Figure contents as structured data:
═══
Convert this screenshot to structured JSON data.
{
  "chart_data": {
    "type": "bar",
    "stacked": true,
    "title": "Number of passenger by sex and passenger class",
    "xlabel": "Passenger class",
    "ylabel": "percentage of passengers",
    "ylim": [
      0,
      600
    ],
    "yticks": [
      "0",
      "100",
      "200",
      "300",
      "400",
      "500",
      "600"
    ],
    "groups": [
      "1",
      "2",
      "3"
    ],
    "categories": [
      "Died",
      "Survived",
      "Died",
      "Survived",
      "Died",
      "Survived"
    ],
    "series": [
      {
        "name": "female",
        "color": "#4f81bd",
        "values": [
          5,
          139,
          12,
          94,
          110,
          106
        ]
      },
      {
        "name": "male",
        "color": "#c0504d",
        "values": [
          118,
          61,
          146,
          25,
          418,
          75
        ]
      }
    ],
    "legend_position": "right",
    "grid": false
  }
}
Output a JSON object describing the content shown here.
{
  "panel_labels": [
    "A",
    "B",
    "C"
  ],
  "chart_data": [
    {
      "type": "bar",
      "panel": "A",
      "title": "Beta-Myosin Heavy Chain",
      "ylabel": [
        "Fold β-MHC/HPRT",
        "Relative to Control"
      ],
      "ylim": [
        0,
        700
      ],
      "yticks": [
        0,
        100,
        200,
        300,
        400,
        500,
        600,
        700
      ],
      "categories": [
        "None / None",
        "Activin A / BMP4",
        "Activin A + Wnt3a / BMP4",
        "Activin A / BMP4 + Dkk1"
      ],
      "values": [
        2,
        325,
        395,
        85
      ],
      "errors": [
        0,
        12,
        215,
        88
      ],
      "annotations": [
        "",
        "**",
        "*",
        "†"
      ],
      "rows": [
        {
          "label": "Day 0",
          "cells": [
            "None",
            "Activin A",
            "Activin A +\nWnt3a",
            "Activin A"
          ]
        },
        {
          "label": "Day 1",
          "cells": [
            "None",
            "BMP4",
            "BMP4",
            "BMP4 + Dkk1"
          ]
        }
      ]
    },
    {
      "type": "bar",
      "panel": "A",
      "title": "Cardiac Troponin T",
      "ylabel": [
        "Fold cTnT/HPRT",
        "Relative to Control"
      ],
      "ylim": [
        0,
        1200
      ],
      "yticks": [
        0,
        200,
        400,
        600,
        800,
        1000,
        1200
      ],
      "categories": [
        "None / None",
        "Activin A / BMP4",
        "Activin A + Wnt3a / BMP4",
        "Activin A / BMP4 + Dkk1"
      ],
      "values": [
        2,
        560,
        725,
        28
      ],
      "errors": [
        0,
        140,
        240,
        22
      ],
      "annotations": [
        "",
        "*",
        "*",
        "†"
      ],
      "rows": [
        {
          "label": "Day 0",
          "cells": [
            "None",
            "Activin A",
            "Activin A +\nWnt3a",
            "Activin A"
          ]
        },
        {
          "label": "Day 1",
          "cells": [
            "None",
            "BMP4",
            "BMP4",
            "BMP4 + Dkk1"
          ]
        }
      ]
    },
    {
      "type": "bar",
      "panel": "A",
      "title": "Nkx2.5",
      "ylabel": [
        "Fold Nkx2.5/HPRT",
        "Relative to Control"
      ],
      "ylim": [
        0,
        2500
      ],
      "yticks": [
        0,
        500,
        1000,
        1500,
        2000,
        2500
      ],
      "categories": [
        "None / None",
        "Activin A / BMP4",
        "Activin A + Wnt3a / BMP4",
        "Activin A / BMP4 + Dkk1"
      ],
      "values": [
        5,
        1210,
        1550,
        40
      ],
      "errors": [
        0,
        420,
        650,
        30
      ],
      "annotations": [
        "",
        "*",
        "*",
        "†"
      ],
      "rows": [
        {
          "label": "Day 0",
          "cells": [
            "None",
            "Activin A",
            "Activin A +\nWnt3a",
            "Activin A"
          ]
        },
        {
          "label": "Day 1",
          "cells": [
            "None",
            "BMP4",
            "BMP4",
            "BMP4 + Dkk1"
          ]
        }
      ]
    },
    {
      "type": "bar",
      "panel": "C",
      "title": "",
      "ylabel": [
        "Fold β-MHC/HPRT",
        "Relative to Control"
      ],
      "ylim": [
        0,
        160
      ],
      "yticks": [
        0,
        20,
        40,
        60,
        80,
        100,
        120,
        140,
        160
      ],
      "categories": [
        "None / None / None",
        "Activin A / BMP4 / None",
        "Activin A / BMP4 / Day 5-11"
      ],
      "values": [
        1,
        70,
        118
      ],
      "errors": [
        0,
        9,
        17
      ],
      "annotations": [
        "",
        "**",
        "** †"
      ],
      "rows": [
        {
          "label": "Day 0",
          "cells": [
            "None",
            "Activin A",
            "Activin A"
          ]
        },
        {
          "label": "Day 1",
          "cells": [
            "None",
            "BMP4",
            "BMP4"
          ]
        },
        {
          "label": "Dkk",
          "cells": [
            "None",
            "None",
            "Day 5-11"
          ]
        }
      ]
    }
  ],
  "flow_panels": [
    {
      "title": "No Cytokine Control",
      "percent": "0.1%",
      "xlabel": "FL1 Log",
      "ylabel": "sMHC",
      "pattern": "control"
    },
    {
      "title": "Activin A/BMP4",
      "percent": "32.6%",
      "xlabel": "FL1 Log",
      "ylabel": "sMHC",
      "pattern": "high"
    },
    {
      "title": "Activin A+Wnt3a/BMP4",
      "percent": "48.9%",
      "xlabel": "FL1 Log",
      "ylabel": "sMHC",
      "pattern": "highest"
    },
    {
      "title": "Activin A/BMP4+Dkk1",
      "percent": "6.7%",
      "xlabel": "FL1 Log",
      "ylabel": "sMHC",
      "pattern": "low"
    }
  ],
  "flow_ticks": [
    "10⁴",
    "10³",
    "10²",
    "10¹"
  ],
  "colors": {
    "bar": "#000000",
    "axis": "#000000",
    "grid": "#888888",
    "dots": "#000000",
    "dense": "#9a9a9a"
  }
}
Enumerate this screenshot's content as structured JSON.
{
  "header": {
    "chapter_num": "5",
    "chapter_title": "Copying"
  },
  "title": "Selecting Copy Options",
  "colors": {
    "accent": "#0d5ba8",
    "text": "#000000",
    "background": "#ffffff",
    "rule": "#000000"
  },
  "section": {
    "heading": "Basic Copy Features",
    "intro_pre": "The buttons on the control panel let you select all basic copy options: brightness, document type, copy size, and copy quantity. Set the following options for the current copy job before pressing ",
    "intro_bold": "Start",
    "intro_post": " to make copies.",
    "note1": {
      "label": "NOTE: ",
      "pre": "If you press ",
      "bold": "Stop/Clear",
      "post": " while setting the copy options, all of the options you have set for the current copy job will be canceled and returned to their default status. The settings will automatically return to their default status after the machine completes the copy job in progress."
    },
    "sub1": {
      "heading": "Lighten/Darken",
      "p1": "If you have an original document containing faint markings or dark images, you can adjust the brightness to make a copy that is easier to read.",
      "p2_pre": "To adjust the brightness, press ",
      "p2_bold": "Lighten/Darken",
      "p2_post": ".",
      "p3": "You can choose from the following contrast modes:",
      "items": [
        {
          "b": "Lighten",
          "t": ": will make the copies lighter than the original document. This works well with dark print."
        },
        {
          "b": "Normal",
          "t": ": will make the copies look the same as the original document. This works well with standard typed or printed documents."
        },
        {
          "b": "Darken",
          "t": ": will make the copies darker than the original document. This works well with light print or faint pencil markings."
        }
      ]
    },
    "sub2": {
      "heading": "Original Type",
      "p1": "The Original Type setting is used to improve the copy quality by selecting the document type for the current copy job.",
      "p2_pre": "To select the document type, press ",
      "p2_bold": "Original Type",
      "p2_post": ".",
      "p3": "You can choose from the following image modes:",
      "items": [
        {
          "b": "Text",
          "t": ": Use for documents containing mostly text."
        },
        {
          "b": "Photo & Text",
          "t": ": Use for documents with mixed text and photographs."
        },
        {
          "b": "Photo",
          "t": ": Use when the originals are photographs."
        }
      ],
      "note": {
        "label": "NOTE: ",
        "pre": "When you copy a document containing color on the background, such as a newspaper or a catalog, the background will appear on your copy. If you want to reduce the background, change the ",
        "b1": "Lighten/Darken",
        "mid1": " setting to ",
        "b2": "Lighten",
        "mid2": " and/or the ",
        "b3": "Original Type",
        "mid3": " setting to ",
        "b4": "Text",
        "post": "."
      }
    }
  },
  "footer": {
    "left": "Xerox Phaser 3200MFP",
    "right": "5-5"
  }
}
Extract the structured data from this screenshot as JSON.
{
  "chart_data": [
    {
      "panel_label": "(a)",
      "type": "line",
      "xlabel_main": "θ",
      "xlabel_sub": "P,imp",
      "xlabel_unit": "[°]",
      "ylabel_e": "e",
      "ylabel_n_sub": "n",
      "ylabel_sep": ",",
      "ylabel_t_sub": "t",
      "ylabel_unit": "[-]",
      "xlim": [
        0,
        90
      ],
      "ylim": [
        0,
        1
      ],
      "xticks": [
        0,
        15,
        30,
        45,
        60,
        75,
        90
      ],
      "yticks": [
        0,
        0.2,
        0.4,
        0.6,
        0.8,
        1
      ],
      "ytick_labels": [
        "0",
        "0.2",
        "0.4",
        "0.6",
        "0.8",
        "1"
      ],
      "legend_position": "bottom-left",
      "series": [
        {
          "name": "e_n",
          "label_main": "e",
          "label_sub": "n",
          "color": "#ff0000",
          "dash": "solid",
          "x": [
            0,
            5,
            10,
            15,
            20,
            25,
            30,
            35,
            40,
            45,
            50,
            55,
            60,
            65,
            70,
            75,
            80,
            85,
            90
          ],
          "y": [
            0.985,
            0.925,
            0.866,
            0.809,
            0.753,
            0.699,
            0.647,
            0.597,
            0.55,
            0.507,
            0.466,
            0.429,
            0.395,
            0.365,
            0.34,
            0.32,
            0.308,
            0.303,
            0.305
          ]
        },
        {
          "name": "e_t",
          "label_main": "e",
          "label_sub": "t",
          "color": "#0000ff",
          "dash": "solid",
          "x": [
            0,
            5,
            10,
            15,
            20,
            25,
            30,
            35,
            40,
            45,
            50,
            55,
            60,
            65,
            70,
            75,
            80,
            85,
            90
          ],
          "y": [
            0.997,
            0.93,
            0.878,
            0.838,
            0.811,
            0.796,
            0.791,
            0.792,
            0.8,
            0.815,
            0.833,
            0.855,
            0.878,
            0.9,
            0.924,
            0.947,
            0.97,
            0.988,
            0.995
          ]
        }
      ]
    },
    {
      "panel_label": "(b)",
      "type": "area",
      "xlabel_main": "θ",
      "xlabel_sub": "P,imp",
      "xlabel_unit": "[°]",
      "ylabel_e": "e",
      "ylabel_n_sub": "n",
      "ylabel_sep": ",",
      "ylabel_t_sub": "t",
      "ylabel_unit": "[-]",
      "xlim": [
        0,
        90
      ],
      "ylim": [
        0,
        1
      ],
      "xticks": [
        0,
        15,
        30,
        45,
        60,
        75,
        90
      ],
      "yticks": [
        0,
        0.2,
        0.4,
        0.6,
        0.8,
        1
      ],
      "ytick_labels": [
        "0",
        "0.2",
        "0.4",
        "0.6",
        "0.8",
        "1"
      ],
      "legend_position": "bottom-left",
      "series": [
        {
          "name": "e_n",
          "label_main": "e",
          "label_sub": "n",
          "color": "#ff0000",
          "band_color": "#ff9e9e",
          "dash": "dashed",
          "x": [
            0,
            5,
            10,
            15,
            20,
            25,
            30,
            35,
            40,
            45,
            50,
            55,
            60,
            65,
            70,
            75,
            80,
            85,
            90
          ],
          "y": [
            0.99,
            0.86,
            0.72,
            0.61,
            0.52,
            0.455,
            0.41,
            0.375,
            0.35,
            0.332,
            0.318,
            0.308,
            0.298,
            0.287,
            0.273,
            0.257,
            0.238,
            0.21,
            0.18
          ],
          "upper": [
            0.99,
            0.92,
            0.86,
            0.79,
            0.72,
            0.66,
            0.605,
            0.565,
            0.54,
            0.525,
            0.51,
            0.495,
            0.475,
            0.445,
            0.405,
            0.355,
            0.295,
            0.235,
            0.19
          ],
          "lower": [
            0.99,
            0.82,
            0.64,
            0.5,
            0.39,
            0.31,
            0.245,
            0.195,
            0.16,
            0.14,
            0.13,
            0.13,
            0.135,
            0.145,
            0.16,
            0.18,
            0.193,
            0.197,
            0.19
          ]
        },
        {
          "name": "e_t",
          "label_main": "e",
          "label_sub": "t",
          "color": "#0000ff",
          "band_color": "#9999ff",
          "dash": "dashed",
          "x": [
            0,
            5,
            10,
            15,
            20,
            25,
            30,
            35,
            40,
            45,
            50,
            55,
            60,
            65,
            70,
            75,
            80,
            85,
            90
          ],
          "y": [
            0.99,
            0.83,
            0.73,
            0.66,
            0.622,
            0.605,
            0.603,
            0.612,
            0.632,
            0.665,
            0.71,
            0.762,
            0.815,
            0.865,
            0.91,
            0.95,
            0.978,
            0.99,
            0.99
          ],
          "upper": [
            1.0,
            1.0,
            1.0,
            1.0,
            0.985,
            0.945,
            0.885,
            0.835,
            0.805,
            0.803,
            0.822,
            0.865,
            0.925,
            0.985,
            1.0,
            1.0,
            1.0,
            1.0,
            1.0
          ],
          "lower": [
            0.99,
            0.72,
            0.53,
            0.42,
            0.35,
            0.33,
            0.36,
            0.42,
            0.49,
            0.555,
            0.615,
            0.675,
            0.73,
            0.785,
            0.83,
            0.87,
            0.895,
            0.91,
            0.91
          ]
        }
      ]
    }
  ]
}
═══
**Do this**.
Show the lines that mention the word "adjust".

**Correct output**.
      "p1": "If you have an original document containing faint markings or dark images, you can adjust the brightness to make a copy that is easier to read.",
      "p2_pre": "To adjust the brightness, press ",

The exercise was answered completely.